Records follow. Copy every line with "STAUNING".

## START

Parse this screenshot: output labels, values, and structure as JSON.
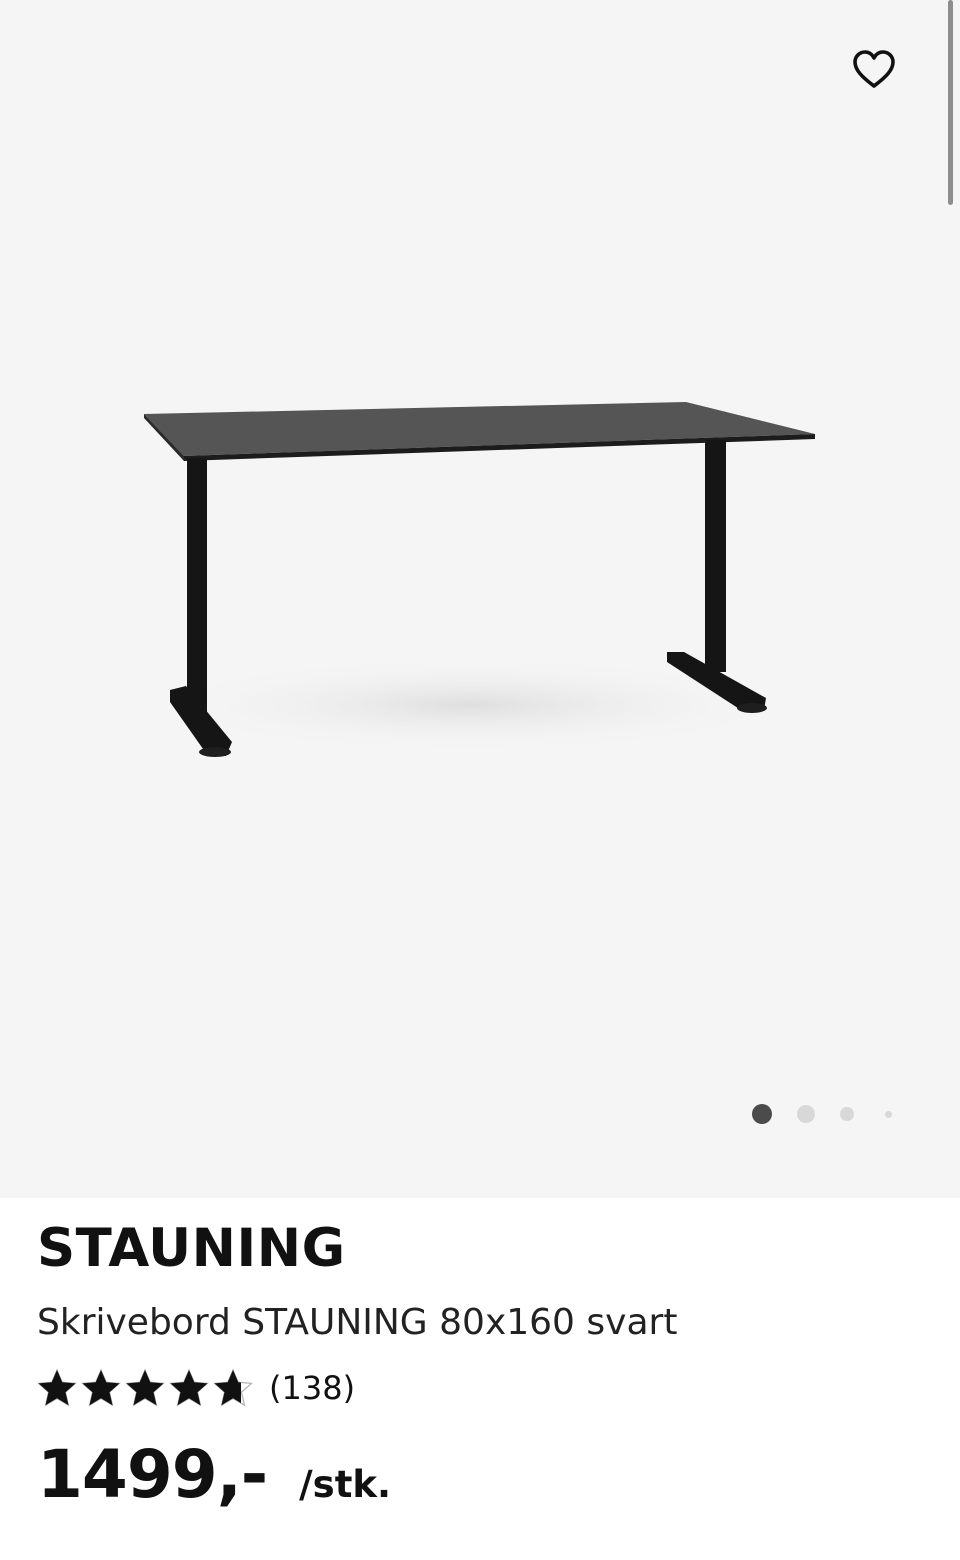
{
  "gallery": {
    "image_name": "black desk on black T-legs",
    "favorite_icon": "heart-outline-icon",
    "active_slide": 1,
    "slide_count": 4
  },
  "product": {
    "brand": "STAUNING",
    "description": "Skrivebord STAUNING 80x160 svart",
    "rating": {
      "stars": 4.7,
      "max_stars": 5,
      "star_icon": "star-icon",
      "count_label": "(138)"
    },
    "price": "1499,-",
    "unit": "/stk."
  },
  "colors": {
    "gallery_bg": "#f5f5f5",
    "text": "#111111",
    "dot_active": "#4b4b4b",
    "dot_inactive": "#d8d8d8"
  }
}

## END

SOLUTION TO THIS EXERCISE =>
    "brand": "STAUNING",
    "description": "Skrivebord STAUNING 80x160 svart",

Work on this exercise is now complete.